Task objective:
Note each line that includes the word "Mitarbeiter". Copy those lines.
── Records provided ──
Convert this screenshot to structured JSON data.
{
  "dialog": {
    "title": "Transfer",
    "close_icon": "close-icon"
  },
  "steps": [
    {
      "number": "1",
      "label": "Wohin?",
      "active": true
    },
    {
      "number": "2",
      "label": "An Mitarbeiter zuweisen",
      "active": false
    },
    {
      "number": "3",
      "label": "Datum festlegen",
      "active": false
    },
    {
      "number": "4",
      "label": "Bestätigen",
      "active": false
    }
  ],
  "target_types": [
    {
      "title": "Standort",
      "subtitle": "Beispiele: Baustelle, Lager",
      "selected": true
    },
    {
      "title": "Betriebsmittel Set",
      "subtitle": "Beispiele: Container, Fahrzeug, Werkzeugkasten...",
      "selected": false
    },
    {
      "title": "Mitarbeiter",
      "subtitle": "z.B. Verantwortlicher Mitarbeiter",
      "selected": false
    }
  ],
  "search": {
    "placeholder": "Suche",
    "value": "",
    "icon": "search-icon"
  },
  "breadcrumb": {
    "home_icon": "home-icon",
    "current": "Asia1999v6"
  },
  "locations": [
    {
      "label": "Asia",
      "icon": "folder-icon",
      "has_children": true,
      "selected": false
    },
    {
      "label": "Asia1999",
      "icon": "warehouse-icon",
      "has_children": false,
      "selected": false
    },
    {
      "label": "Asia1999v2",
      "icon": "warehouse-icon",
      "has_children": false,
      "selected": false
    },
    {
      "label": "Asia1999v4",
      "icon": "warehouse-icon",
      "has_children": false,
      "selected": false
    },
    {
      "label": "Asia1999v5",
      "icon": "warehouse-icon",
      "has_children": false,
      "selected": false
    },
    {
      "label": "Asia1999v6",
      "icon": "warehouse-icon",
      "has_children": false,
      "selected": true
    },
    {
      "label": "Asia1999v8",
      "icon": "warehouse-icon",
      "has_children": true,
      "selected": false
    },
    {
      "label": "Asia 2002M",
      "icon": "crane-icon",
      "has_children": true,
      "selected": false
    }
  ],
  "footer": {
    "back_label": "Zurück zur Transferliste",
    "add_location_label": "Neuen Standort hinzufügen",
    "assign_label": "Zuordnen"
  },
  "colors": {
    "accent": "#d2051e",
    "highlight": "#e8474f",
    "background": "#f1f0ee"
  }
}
───
Final result:
      "label": "An Mitarbeiter zuweisen",
      "title": "Mitarbeiter",
      "subtitle": "z.B. Verantwortlicher Mitarbeiter",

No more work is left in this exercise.